-- START OF Materials provided --
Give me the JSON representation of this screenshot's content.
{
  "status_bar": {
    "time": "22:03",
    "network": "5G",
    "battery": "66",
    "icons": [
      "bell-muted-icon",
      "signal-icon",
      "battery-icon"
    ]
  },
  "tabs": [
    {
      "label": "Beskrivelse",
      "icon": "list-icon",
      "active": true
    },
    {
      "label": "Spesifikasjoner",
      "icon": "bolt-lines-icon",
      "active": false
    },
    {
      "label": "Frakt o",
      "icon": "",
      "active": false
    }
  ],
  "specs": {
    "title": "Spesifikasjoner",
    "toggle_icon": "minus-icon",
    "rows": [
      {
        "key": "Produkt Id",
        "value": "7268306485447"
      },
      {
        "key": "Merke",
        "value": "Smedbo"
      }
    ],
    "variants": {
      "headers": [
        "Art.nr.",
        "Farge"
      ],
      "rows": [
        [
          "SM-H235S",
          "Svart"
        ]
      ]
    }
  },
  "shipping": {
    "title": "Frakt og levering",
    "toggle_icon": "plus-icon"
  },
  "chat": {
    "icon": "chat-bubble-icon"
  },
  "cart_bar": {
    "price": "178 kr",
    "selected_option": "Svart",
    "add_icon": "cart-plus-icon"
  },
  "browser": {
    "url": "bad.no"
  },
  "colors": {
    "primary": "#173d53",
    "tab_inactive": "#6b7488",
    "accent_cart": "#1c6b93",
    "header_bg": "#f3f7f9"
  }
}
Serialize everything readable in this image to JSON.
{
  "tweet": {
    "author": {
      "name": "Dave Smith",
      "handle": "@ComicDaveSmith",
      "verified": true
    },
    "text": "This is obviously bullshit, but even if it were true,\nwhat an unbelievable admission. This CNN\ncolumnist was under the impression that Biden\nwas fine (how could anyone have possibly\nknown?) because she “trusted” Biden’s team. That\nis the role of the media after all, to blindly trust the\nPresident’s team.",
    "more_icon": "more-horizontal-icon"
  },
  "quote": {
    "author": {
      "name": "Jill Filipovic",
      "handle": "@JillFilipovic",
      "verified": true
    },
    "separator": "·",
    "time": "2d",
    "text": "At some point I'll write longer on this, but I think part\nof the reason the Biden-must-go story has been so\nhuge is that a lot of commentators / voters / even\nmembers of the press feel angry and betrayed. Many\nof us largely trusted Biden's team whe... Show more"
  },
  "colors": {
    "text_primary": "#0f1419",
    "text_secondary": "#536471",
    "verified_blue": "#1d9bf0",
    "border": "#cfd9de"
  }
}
-- END OF Materials provided --
**Work required:** Go through the material above and copy each line that has the word "Spesifikasjoner".

**Answer to this problem:**
      "label": "Spesifikasjoner",
    "title": "Spesifikasjoner",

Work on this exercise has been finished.